GIVEN EXERCISE: Your task is to gather the lines below that hold the string "mínimas".

Items from a data source:
* * * *
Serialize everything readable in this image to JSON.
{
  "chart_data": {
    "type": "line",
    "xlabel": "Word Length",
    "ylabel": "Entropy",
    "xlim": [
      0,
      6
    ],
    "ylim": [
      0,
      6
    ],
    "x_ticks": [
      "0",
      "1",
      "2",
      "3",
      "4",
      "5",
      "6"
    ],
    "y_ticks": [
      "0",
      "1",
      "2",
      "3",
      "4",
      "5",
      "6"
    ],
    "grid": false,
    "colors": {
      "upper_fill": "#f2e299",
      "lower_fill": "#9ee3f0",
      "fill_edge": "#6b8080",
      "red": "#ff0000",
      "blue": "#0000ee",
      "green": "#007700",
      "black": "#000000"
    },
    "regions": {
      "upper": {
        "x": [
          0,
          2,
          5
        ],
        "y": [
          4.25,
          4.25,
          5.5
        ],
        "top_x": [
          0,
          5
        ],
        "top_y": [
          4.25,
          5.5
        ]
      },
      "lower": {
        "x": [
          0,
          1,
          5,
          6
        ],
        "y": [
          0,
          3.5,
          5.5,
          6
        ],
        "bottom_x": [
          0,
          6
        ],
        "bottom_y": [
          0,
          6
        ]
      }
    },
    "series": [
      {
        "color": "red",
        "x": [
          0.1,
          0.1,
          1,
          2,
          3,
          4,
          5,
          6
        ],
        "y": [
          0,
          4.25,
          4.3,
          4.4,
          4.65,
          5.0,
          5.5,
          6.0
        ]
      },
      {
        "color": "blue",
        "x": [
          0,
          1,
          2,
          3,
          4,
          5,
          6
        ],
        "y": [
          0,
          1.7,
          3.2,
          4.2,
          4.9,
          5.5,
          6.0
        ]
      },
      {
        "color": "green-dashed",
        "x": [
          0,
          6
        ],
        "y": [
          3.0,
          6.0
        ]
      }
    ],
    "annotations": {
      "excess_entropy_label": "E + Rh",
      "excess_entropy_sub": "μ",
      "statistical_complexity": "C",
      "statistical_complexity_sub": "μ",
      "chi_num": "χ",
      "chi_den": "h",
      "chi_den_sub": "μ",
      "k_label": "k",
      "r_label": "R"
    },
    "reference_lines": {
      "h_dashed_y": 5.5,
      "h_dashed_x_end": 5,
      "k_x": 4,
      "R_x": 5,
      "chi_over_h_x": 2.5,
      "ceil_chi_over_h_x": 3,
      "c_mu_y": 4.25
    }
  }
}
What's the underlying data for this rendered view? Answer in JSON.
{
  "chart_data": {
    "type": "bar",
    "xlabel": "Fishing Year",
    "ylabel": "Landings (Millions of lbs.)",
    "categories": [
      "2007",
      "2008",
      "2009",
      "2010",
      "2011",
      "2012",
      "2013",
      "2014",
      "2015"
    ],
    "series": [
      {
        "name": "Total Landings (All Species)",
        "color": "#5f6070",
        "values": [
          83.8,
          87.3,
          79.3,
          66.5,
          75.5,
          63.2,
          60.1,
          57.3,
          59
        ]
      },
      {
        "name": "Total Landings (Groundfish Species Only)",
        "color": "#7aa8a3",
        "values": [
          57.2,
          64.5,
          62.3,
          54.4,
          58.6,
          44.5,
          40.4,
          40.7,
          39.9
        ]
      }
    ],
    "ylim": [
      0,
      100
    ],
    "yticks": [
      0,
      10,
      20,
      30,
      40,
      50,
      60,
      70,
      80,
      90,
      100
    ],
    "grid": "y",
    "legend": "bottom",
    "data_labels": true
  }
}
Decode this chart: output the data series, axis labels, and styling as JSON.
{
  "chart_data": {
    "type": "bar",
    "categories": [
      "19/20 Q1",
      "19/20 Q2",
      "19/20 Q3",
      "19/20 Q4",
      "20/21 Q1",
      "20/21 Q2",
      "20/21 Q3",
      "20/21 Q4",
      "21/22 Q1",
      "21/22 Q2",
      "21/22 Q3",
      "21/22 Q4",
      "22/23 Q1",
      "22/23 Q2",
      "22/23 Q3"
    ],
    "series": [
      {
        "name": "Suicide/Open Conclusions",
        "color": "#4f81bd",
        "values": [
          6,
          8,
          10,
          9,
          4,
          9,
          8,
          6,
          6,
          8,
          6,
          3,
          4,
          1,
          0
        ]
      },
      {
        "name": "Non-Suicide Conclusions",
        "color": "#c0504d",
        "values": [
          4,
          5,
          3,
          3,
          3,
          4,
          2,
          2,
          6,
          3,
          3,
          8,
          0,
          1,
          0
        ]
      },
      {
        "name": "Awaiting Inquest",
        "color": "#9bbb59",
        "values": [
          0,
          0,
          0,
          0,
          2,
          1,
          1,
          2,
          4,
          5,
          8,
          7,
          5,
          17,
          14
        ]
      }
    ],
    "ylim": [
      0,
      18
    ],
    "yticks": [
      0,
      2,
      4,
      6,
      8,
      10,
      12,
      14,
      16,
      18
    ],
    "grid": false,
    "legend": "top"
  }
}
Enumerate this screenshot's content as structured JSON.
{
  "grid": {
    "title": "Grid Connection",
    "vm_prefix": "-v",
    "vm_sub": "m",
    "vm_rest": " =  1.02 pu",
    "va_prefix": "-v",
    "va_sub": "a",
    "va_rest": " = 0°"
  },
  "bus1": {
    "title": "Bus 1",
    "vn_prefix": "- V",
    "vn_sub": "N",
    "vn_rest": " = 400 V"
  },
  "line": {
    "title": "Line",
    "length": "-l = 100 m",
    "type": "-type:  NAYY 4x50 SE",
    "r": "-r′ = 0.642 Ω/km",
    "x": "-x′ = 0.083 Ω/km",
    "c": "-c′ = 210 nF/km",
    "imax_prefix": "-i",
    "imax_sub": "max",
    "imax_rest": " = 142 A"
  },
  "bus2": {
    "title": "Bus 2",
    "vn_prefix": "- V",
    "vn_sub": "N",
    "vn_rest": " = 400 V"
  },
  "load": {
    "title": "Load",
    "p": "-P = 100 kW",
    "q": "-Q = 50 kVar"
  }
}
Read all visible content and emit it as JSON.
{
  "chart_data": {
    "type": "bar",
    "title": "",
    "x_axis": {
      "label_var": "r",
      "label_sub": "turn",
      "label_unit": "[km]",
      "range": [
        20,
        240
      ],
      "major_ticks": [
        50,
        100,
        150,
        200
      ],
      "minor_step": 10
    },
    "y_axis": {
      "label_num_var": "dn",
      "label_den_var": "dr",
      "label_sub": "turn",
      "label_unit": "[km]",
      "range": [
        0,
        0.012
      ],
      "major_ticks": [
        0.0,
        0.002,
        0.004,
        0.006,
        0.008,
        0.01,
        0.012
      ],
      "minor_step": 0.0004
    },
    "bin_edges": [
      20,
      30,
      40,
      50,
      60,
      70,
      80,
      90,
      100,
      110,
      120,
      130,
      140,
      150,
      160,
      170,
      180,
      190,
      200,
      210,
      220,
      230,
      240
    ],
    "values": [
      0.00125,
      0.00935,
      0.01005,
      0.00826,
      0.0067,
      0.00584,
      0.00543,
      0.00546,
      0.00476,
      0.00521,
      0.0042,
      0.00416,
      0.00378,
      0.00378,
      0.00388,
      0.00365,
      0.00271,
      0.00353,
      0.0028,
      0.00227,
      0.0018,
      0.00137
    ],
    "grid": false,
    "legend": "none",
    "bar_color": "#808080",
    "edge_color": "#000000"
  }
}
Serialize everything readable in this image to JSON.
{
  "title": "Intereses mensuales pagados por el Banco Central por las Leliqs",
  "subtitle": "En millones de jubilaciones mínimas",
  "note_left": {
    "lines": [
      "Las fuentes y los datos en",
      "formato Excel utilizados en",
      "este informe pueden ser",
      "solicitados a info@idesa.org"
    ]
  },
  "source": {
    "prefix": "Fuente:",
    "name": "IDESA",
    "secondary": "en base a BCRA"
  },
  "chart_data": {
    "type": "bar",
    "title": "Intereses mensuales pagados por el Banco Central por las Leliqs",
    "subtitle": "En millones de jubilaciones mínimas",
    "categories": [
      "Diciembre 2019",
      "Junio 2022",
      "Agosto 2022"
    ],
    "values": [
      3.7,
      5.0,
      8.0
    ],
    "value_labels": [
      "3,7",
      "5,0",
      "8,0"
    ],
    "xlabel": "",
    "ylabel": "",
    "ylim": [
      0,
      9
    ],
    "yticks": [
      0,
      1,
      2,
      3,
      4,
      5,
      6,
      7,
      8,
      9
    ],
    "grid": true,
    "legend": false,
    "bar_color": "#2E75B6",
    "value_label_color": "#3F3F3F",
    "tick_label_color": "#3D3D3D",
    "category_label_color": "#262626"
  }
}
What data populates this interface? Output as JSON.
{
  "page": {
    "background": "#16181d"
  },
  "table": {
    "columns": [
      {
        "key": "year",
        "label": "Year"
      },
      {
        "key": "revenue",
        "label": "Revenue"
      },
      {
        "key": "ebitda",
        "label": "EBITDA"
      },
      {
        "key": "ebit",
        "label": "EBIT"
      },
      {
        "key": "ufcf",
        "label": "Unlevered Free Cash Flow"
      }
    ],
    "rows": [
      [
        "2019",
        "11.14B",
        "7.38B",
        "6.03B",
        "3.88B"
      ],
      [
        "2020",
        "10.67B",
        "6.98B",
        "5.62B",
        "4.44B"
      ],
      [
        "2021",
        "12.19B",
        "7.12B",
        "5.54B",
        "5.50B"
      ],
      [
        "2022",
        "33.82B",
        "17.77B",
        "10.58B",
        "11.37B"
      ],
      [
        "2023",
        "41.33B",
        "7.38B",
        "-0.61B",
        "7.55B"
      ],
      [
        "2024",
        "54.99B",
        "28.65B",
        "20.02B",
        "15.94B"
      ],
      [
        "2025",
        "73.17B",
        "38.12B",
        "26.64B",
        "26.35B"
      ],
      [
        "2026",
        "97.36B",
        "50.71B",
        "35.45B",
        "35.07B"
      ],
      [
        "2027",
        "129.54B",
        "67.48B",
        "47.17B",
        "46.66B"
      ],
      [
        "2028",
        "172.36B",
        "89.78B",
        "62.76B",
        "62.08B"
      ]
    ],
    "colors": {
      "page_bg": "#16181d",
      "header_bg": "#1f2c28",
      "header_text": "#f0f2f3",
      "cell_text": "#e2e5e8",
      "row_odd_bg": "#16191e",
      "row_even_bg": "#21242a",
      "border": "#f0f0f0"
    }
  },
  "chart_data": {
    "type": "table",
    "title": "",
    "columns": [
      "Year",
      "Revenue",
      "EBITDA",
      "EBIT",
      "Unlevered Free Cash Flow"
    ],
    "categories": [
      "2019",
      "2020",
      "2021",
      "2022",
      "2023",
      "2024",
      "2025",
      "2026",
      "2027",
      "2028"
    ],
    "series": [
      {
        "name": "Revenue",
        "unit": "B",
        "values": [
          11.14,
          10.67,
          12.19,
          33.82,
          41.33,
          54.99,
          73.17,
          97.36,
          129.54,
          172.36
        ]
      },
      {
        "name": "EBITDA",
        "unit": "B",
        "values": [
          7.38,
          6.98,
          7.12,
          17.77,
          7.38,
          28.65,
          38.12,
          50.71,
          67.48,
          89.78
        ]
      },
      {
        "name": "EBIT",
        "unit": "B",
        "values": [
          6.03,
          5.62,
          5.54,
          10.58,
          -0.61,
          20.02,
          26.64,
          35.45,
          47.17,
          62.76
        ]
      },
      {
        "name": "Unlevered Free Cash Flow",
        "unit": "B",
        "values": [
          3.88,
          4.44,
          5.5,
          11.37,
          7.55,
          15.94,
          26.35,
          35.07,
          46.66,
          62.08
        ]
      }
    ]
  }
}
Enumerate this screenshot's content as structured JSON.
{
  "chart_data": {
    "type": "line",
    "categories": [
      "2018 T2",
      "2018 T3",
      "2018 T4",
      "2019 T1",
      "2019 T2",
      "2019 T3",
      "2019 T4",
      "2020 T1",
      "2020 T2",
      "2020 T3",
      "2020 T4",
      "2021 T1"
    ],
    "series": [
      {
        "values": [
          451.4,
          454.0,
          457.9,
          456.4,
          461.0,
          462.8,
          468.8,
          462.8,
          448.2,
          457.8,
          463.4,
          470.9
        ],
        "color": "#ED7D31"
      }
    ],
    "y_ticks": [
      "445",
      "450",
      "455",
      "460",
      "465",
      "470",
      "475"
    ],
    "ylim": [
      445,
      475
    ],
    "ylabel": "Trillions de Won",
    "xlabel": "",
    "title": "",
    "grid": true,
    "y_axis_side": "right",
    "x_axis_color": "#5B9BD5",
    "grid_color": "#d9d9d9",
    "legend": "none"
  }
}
* * * *
THE COMPLETED TASK:
  "subtitle": "En millones de jubilaciones mínimas",
    "subtitle": "En millones de jubilaciones mínimas",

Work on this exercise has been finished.